(Extracted data entries)
+ + + + + + +
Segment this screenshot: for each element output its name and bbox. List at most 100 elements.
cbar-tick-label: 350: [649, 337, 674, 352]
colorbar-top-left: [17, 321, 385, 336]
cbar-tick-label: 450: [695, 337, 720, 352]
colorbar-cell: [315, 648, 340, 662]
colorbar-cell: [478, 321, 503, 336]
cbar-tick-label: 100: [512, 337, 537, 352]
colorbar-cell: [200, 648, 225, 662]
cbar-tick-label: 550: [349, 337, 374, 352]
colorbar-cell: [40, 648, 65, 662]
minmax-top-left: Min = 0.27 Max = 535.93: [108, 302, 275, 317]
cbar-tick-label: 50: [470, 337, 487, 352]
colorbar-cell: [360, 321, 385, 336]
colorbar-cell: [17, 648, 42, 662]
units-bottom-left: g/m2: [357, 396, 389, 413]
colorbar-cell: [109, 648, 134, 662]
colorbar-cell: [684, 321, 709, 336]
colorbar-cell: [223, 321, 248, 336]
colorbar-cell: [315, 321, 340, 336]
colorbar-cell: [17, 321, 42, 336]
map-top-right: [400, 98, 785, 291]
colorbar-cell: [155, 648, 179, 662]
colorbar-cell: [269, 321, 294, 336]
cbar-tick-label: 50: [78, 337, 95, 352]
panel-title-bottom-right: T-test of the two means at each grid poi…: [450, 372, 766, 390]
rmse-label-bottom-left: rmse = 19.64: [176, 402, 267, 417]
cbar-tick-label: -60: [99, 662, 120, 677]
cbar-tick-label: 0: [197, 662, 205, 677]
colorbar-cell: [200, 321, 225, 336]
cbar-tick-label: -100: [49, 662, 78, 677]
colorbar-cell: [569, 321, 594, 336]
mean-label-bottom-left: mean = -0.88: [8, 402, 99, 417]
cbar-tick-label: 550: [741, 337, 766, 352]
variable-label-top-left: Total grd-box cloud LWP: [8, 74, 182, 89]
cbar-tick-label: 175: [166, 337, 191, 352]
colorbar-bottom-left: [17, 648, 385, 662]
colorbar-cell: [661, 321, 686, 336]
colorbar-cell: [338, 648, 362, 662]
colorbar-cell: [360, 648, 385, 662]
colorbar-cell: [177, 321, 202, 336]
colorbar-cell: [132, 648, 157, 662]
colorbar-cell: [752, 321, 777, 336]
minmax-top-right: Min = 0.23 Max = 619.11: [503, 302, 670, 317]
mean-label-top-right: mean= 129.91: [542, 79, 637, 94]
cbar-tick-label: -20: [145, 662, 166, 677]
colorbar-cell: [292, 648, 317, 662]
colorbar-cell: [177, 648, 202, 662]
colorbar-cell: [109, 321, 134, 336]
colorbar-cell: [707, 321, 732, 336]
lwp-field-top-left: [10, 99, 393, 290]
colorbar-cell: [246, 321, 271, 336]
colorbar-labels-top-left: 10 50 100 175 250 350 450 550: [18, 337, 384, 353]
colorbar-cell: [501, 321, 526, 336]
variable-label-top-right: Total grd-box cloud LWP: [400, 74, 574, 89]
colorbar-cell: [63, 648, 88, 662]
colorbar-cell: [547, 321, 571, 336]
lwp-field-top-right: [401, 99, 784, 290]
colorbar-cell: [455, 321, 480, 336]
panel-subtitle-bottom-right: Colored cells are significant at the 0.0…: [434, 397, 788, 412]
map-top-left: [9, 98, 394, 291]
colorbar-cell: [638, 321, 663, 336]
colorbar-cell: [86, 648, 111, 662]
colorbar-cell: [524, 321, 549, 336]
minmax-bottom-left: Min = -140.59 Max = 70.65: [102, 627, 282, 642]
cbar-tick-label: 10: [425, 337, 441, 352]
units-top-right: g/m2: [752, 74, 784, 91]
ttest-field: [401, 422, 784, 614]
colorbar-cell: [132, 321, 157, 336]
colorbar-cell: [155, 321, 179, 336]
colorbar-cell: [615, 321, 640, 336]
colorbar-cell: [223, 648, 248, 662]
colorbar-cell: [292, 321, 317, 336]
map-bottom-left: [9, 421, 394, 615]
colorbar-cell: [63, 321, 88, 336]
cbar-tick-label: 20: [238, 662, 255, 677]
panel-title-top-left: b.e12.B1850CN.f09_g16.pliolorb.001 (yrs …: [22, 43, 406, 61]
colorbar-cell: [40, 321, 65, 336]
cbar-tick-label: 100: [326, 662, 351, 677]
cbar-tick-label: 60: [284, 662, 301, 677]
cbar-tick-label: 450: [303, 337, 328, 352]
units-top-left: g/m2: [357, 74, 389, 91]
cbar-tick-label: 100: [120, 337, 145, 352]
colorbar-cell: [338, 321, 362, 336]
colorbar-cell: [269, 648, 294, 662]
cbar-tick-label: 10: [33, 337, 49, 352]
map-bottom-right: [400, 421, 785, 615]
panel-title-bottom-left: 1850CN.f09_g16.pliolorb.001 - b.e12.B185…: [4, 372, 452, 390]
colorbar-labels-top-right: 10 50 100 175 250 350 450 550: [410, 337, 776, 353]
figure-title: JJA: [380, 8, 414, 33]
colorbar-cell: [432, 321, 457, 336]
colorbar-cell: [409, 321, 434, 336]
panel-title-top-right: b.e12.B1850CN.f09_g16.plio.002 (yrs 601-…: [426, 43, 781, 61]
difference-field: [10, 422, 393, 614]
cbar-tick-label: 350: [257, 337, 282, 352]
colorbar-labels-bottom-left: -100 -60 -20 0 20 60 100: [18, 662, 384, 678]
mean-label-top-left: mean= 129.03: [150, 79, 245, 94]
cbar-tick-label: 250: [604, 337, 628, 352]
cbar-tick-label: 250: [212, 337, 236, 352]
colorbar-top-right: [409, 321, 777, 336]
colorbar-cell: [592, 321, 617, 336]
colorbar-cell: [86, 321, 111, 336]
+ + + + + + +
Problem -
All lines above in which the word "Total" occurs should be identified and copied.

Written answer -
variable-label-top-left: Total grd-box cloud LWP: [8, 74, 182, 89]
variable-label-top-right: Total grd-box cloud LWP: [400, 74, 574, 89]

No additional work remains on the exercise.